# DESCRIPTION OF THE TASK
Extract the listing below in full, unchanged.

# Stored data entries
-- start --

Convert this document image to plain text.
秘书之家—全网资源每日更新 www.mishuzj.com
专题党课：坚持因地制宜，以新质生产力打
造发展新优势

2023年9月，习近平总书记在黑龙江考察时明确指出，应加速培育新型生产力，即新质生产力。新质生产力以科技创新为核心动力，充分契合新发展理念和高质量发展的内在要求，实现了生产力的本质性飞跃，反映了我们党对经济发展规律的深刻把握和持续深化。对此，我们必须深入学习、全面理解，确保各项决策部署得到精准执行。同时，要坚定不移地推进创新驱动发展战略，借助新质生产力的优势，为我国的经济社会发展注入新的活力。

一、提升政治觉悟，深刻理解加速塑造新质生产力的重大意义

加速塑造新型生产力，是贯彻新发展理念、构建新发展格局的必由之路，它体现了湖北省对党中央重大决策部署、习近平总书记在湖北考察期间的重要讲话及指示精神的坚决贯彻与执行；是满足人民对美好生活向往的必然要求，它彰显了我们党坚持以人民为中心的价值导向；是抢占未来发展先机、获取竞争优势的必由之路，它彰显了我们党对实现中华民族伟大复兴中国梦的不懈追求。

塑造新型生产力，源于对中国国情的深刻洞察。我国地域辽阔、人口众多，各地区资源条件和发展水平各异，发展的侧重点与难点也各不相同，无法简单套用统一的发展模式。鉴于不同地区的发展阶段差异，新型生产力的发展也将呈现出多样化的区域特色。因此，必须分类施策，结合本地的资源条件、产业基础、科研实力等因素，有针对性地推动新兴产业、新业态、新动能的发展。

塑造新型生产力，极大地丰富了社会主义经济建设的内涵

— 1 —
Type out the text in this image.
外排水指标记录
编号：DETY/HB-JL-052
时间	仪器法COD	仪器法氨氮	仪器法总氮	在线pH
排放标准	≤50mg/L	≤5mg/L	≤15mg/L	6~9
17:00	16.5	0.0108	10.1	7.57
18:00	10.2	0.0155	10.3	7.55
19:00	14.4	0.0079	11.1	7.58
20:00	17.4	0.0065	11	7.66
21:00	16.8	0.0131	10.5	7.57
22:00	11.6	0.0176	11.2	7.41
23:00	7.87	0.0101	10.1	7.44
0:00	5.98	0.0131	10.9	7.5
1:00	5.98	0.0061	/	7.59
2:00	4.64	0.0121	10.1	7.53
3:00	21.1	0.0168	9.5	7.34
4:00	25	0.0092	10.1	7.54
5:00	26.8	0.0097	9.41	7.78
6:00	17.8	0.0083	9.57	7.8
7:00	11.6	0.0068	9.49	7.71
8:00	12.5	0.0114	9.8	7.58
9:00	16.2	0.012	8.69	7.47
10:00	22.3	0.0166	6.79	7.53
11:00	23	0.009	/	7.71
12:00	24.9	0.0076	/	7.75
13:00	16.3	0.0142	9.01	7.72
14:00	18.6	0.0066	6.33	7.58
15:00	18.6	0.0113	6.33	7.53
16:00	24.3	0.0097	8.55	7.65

-- end --

# TASK OUTPUT
Convert this document image to plain text.
秘书之家—全网资源每日更新 www.mishuzj.com
专题党课：坚持因地制宜，以新质生产力打
造发展新优势

2023年9月，习近平总书记在黑龙江考察时明确指出，应加速培育新型生产力，即新质生产力。新质生产力以科技创新为核心动力，充分契合新发展理念和高质量发展的内在要求，实现了生产力的本质性飞跃，反映了我们党对经济发展规律的深刻把握和持续深化。对此，我们必须深入学习、全面理解，确保各项决策部署得到精准执行。同时，要坚定不移地推进创新驱动发展战略，借助新质生产力的优势，为我国的经济社会发展注入新的活力。

一、提升政治觉悟，深刻理解加速塑造新质生产力的重大意义

加速塑造新型生产力，是贯彻新发展理念、构建新发展格局的必由之路，它体现了湖北省对党中央重大决策部署、习近平总书记在湖北考察期间的重要讲话及指示精神的坚决贯彻与执行；是满足人民对美好生活向往的必然要求，它彰显了我们党坚持以人民为中心的价值导向；是抢占未来发展先机、获取竞争优势的必由之路，它彰显了我们党对实现中华民族伟大复兴中国梦的不懈追求。

塑造新型生产力，源于对中国国情的深刻洞察。我国地域辽阔、人口众多，各地区资源条件和发展水平各异，发展的侧重点与难点也各不相同，无法简单套用统一的发展模式。鉴于不同地区的发展阶段差异，新型生产力的发展也将呈现出多样化的区域特色。因此，必须分类施策，结合本地的资源条件、产业基础、科研实力等因素，有针对性地推动新兴产业、新业态、新动能的发展。

塑造新型生产力，极大地丰富了社会主义经济建设的内涵

— 1 —
Type out the text in this image.
外排水指标记录
编号：DETY/HB-JL-052
时间	仪器法COD	仪器法氨氮	仪器法总氮	在线pH
排放标准	≤50mg/L	≤5mg/L	≤15mg/L	6~9
17:00	16.5	0.0108	10.1	7.57
18:00	10.2	0.0155	10.3	7.55
19:00	14.4	0.0079	11.1	7.58
20:00	17.4	0.0065	11	7.66
21:00	16.8	0.0131	10.5	7.57
22:00	11.6	0.0176	11.2	7.41
23:00	7.87	0.0101	10.1	7.44
0:00	5.98	0.0131	10.9	7.5
1:00	5.98	0.0061	/	7.59
2:00	4.64	0.0121	10.1	7.53
3:00	21.1	0.0168	9.5	7.34
4:00	25	0.0092	10.1	7.54
5:00	26.8	0.0097	9.41	7.78
6:00	17.8	0.0083	9.57	7.8
7:00	11.6	0.0068	9.49	7.71
8:00	12.5	0.0114	9.8	7.58
9:00	16.2	0.012	8.69	7.47
10:00	22.3	0.0166	6.79	7.53
11:00	23	0.009	/	7.71
12:00	24.9	0.0076	/	7.75
13:00	16.3	0.0142	9.01	7.72
14:00	18.6	0.0066	6.33	7.58
15:00	18.6	0.0113	6.33	7.53
16:00	24.3	0.0097	8.55	7.65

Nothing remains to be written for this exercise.